Pick out every line of the entries below where "JSON" occurs, and copy those lines.

Extracted records
========================================
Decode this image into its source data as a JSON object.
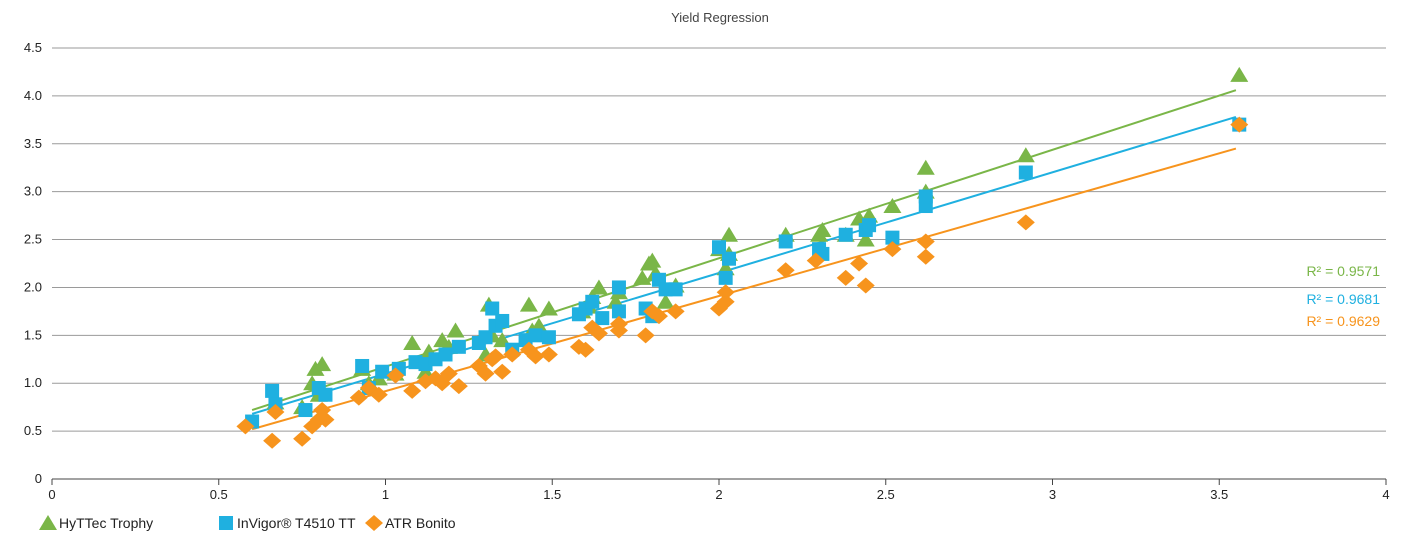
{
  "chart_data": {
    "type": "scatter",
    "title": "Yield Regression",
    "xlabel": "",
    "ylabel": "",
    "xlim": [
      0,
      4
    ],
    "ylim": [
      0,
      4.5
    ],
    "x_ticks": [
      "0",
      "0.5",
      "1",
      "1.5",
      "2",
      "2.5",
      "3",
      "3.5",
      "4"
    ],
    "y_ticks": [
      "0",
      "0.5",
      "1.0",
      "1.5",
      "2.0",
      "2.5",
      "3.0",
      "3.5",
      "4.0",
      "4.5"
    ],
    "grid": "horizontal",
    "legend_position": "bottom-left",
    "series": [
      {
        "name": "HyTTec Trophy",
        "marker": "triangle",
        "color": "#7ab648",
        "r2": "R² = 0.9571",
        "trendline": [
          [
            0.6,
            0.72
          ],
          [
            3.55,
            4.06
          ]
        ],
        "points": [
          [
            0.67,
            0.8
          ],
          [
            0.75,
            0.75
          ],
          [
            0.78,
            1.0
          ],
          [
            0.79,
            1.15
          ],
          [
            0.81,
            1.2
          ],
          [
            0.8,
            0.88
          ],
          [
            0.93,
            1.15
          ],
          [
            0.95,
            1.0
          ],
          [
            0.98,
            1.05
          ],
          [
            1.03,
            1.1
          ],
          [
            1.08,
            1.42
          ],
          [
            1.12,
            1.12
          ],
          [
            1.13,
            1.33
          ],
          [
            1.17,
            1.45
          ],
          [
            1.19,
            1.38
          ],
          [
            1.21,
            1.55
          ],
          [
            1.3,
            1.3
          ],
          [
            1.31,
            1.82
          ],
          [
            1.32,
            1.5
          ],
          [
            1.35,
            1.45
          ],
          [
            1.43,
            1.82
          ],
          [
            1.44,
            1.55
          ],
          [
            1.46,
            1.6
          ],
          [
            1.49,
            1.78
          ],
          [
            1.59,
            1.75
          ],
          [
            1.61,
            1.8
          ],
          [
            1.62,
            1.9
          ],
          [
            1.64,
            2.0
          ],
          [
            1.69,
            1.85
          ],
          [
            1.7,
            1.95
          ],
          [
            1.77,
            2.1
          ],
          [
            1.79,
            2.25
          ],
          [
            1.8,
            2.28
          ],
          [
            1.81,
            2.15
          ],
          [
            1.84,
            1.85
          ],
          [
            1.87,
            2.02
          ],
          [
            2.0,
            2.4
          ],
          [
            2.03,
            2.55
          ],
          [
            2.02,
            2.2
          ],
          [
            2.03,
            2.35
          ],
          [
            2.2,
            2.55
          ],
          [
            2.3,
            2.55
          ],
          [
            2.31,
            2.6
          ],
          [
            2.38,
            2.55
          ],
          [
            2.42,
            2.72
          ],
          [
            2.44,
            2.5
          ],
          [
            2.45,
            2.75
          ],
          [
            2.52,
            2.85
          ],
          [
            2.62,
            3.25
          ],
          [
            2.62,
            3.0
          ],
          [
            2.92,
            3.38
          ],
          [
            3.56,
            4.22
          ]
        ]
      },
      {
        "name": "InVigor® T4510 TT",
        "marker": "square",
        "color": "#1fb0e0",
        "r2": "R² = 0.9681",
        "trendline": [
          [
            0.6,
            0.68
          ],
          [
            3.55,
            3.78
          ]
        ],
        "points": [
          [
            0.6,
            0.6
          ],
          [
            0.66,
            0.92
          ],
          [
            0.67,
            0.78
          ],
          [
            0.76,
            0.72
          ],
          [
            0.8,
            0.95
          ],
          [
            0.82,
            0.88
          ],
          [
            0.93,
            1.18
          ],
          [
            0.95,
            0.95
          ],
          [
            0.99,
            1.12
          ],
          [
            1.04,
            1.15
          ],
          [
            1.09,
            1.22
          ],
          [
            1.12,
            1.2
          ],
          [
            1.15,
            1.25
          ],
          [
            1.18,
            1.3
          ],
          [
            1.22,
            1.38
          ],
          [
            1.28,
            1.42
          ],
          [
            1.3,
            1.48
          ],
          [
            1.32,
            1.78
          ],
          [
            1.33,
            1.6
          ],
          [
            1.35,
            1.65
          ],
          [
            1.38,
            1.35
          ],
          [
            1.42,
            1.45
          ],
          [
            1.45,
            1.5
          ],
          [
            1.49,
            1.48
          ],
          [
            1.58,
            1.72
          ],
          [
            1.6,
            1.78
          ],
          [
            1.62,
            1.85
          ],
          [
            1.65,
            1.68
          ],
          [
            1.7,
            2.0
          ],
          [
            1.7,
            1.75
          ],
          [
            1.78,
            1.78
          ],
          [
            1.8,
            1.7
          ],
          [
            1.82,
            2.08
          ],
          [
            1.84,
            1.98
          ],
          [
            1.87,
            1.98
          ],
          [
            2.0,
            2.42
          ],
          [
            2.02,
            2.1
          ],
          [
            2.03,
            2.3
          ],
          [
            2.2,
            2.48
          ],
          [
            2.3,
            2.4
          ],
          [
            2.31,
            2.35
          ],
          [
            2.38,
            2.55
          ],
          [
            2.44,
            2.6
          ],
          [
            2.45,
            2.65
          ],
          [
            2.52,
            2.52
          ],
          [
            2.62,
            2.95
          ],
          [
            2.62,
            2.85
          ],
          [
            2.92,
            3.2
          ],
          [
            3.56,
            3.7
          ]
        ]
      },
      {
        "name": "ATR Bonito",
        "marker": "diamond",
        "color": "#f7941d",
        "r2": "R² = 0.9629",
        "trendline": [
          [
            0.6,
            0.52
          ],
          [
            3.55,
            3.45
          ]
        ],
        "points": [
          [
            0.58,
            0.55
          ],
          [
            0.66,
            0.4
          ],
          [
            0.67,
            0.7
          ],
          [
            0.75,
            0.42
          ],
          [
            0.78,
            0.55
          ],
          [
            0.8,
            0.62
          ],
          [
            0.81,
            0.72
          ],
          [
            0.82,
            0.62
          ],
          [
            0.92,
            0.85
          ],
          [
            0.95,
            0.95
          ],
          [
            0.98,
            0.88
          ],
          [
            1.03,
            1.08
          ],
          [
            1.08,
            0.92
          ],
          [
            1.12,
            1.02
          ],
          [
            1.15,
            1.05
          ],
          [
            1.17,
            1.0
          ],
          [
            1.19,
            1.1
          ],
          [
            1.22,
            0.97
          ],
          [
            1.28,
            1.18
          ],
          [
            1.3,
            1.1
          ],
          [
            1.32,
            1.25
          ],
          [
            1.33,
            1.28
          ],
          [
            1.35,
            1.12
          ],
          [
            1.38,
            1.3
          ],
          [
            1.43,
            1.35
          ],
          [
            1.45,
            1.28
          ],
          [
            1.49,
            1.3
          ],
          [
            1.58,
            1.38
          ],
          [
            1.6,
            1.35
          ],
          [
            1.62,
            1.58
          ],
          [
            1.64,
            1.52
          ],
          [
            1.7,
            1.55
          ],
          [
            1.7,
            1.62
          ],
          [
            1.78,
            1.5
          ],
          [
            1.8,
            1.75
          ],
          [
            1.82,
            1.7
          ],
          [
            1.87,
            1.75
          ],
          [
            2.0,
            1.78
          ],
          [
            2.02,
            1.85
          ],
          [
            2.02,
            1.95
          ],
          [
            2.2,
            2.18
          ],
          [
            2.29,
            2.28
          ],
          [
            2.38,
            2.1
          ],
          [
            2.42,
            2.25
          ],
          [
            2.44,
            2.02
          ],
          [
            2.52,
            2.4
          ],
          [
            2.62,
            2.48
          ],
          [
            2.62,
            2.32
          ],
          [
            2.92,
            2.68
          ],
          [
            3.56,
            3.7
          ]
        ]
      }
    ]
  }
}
========================================
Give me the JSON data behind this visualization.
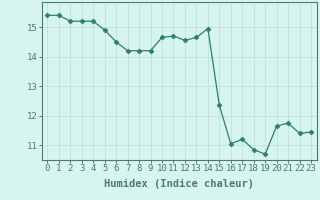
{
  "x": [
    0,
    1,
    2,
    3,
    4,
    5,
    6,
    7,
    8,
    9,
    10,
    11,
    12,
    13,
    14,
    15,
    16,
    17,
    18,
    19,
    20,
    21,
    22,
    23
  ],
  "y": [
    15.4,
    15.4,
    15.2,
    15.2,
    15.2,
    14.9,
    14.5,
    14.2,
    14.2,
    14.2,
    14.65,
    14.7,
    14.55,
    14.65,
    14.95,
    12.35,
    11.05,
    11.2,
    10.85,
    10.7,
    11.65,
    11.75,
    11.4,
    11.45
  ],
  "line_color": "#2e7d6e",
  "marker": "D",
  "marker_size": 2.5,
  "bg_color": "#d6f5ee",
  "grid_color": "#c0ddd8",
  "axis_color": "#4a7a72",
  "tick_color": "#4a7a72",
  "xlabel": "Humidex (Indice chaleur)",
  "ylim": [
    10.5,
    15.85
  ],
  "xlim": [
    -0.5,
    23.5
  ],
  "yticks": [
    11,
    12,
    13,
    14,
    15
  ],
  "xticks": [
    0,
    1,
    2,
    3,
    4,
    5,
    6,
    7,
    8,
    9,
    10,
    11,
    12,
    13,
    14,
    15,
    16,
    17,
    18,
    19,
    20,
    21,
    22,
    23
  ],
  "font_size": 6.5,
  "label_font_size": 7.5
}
========================================
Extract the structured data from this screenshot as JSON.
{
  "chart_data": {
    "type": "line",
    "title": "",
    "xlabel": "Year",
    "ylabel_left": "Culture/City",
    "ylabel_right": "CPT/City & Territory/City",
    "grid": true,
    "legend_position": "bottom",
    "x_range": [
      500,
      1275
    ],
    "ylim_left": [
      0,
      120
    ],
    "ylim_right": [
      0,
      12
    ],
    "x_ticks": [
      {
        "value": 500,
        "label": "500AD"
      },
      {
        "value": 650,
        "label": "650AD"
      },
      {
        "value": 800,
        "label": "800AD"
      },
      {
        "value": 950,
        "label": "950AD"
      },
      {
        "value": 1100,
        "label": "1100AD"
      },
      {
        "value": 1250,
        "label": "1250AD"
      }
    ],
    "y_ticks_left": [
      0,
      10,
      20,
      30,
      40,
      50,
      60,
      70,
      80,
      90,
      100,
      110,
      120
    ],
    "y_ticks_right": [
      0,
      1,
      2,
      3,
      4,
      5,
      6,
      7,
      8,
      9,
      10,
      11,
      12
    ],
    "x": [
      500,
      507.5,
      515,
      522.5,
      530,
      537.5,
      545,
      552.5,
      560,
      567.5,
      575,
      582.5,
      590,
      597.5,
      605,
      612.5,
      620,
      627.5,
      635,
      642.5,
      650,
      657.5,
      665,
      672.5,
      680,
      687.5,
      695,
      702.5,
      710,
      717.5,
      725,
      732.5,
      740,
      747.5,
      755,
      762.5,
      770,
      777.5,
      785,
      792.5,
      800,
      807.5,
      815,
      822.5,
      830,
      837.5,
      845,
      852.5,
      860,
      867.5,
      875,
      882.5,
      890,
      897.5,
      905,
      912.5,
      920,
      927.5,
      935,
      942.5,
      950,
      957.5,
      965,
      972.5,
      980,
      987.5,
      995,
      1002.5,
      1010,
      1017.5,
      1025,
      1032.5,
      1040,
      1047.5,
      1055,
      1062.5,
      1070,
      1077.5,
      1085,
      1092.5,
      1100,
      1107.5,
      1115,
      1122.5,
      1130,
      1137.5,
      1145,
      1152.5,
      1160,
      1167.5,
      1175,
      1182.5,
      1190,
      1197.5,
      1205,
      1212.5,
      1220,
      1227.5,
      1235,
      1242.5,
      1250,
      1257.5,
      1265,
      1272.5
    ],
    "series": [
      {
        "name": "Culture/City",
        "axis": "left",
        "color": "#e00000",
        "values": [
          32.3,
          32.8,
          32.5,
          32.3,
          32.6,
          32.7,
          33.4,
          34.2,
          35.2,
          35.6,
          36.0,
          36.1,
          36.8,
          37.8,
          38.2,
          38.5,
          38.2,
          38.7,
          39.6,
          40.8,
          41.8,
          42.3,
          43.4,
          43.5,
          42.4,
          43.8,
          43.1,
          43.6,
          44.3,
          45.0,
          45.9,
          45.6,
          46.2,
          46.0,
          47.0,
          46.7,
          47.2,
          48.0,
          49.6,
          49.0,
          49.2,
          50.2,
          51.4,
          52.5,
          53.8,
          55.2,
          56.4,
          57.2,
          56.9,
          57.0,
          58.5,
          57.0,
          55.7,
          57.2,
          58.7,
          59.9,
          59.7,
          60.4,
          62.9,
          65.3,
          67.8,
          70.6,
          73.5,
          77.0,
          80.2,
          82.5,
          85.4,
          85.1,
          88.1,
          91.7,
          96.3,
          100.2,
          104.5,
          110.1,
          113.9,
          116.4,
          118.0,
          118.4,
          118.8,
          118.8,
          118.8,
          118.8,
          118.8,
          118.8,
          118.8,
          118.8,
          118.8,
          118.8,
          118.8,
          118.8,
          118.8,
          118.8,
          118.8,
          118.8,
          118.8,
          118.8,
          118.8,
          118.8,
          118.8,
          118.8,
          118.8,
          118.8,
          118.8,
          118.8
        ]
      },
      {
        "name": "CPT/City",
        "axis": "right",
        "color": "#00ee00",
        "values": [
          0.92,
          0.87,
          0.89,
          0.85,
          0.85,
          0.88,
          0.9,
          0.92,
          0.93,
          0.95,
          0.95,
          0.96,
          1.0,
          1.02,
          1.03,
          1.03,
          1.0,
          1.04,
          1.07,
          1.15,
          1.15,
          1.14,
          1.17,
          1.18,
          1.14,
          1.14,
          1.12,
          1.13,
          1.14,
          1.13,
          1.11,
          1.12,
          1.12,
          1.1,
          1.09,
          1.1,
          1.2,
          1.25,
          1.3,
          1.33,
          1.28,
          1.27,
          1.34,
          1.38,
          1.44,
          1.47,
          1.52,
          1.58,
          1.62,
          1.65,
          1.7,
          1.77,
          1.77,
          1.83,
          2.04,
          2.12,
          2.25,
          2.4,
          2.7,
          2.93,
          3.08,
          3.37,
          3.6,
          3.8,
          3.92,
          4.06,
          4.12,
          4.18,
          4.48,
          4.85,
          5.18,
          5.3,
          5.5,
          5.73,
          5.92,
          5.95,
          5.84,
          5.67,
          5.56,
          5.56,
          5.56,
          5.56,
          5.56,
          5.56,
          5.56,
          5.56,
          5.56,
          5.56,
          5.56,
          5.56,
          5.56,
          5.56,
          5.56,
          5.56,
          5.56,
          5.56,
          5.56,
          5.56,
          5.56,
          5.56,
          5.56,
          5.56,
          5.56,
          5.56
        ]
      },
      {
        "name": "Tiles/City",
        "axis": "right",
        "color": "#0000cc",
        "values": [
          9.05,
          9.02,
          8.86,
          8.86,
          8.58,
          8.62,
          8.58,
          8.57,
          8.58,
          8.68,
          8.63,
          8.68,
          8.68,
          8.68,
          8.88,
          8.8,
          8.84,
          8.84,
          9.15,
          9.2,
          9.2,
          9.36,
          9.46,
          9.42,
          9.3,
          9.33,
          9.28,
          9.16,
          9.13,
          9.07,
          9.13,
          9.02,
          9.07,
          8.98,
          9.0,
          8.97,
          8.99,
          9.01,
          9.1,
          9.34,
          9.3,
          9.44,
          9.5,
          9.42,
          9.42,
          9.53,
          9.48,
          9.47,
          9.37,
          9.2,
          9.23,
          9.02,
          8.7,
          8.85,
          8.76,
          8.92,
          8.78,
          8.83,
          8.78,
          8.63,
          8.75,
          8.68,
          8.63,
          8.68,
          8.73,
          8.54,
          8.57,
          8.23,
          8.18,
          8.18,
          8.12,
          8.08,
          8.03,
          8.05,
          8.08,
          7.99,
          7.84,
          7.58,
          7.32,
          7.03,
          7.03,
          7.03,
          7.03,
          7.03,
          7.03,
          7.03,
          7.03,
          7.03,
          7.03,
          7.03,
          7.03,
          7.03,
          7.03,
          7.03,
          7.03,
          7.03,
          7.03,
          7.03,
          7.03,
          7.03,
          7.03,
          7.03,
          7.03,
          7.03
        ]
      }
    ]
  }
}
========================================
- _THE ANSWER_
Decode this image into its source data as a JSON object.
Give me the JSON data behind this visualization.
Extract the structured data from this screenshot as JSON.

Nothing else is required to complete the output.